-- begin DATA SUPPLIED --
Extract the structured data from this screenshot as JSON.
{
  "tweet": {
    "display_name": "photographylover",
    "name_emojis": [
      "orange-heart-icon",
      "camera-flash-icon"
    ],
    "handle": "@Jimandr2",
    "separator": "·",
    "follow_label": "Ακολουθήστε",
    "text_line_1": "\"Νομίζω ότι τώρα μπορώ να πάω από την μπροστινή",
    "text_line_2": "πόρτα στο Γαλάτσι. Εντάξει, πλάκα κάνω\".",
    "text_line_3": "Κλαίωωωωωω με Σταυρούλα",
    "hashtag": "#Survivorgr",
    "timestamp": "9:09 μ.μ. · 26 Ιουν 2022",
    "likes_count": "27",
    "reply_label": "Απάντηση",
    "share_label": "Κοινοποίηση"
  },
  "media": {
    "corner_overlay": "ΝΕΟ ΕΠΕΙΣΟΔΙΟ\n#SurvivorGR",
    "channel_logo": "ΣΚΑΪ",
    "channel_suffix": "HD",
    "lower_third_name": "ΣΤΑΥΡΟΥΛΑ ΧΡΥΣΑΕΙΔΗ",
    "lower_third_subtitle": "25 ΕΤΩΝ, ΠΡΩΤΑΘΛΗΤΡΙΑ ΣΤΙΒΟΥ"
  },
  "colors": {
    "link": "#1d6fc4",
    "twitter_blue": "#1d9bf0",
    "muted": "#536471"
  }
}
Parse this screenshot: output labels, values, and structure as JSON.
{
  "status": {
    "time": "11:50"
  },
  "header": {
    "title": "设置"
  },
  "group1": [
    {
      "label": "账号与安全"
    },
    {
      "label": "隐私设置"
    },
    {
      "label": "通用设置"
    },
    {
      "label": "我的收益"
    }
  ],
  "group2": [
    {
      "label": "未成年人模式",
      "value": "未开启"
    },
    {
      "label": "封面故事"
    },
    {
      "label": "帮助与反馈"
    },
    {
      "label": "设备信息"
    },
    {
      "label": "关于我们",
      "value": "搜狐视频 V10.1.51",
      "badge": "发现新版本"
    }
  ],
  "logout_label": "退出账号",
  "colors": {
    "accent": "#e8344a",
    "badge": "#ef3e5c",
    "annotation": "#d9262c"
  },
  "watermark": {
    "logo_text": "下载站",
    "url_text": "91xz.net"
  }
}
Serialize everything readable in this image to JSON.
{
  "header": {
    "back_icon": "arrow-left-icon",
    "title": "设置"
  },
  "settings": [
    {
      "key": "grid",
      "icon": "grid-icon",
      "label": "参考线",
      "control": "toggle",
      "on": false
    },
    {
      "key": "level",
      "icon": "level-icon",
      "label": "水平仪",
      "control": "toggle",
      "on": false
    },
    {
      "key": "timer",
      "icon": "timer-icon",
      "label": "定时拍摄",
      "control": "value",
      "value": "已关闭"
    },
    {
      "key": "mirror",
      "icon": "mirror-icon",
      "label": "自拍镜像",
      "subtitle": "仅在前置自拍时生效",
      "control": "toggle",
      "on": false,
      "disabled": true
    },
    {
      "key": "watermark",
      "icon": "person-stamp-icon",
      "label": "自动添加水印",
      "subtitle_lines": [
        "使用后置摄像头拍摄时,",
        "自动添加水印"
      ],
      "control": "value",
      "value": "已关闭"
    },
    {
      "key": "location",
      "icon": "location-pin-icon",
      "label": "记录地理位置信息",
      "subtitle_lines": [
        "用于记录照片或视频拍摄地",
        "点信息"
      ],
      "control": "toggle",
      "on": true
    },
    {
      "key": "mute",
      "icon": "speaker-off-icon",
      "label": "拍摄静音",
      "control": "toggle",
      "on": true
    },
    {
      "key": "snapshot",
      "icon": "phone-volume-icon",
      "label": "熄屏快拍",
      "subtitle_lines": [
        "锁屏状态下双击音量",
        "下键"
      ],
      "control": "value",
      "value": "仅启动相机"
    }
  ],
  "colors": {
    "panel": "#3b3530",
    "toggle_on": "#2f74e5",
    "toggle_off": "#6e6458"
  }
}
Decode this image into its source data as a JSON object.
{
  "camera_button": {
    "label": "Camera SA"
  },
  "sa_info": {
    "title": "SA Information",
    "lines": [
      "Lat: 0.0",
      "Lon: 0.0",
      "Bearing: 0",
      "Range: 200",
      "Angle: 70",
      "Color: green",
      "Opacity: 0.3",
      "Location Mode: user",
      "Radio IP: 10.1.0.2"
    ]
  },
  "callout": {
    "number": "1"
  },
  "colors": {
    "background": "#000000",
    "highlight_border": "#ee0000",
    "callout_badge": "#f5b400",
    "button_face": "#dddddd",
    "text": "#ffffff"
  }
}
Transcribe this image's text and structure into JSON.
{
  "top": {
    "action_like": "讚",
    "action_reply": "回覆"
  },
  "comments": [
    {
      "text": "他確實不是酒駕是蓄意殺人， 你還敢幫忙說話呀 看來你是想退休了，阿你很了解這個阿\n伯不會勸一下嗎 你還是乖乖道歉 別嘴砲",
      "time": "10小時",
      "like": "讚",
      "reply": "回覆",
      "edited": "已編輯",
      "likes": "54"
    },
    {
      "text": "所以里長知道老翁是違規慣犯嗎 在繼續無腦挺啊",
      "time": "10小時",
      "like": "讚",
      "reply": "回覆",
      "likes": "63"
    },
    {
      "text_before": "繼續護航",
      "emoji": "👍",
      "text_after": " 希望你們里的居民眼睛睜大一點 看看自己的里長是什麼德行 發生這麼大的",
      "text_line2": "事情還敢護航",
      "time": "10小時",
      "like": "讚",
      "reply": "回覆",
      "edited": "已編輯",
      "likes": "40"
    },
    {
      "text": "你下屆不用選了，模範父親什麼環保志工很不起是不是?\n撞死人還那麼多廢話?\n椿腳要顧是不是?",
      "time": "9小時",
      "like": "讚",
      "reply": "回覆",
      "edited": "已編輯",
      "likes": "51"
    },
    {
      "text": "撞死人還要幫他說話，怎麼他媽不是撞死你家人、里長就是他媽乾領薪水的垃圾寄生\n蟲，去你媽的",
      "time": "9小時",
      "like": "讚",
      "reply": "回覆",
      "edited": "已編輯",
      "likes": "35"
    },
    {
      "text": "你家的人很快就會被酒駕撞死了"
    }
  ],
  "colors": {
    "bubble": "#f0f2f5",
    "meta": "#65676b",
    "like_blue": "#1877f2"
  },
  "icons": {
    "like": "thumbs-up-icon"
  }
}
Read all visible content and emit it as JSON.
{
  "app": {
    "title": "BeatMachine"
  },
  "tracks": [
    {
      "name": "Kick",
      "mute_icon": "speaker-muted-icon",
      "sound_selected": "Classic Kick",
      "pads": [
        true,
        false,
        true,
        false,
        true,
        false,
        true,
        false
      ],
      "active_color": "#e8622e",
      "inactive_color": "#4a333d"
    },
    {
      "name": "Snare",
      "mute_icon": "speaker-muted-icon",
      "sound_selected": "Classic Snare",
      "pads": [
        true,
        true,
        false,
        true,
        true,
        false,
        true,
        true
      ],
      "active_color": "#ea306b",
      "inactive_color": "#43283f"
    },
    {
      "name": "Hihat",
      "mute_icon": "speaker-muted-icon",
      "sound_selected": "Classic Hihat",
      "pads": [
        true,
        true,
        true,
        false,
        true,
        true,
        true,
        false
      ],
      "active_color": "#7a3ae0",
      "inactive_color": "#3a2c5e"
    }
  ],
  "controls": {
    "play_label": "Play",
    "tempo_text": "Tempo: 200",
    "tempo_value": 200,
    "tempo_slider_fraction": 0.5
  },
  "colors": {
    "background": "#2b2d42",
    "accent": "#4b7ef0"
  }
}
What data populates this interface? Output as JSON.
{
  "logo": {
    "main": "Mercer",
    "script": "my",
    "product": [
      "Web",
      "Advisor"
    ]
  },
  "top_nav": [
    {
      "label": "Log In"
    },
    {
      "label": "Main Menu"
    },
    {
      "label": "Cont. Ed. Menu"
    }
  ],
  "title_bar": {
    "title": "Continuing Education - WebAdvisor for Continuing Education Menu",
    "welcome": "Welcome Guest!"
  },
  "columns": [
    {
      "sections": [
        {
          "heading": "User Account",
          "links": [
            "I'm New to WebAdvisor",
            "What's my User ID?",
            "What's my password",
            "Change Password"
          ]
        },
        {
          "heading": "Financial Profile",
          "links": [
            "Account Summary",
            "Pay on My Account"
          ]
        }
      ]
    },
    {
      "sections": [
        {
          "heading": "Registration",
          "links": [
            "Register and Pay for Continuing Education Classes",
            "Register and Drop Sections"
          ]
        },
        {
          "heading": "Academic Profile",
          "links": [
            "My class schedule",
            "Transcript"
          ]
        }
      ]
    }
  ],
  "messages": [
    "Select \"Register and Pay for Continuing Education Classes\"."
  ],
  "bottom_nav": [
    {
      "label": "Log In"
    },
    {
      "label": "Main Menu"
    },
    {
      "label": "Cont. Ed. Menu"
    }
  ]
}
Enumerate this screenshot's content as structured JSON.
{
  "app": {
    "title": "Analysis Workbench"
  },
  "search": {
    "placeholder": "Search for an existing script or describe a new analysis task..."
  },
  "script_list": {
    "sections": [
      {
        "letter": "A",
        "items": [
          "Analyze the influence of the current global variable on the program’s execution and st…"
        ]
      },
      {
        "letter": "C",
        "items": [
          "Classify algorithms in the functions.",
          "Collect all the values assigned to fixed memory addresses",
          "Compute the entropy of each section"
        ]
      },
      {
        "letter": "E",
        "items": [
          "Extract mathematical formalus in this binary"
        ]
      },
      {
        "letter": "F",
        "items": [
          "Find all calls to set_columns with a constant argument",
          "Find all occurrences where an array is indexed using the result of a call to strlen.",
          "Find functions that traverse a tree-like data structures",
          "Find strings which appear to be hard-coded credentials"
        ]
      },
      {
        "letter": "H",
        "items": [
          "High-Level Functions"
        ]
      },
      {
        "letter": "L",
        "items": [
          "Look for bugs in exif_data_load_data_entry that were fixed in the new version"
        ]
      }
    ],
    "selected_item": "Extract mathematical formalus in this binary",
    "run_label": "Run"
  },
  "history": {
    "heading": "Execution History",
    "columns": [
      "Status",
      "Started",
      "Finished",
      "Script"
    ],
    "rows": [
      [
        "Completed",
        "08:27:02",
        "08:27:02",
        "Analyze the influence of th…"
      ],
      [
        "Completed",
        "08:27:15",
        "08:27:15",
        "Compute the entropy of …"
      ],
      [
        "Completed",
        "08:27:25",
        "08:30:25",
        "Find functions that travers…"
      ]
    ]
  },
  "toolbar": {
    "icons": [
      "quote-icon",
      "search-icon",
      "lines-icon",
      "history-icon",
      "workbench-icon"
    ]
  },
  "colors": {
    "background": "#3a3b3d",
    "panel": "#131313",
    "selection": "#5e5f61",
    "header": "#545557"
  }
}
-- end DATA SUPPLIED --
[TASK INSTRUCTIONS] Pull out all lines from the entries above in which the word "Register" appears.

[EXERCISE RESULT]
            "Register and Pay for Continuing Education Classes",
            "Register and Drop Sections"
    "Select \"Register and Pay for Continuing Education Classes\"."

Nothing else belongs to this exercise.